Direction ::
Identify the lines in the data below that contain "average" and give only how many there are.

Extracted records:
## start

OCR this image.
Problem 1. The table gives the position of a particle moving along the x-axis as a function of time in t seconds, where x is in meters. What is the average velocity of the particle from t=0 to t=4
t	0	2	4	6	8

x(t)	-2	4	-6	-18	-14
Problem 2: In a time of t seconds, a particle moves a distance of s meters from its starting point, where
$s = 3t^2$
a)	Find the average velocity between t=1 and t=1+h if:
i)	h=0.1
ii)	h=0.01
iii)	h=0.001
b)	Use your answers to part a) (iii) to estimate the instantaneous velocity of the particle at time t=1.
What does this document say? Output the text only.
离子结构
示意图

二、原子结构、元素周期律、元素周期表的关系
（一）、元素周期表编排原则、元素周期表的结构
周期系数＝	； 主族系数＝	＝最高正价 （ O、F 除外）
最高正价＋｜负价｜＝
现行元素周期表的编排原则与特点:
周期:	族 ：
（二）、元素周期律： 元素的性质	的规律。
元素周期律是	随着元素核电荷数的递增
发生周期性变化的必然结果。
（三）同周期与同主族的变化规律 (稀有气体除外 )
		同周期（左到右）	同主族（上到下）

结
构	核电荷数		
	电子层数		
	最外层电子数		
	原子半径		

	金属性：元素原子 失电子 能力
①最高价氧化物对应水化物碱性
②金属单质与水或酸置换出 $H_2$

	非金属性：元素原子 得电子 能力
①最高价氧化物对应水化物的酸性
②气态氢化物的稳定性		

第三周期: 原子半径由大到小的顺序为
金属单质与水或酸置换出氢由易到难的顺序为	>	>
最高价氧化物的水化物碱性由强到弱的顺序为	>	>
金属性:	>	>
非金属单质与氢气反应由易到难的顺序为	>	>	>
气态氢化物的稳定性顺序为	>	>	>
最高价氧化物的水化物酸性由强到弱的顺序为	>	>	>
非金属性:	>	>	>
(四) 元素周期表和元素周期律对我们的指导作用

## end

Response ::
2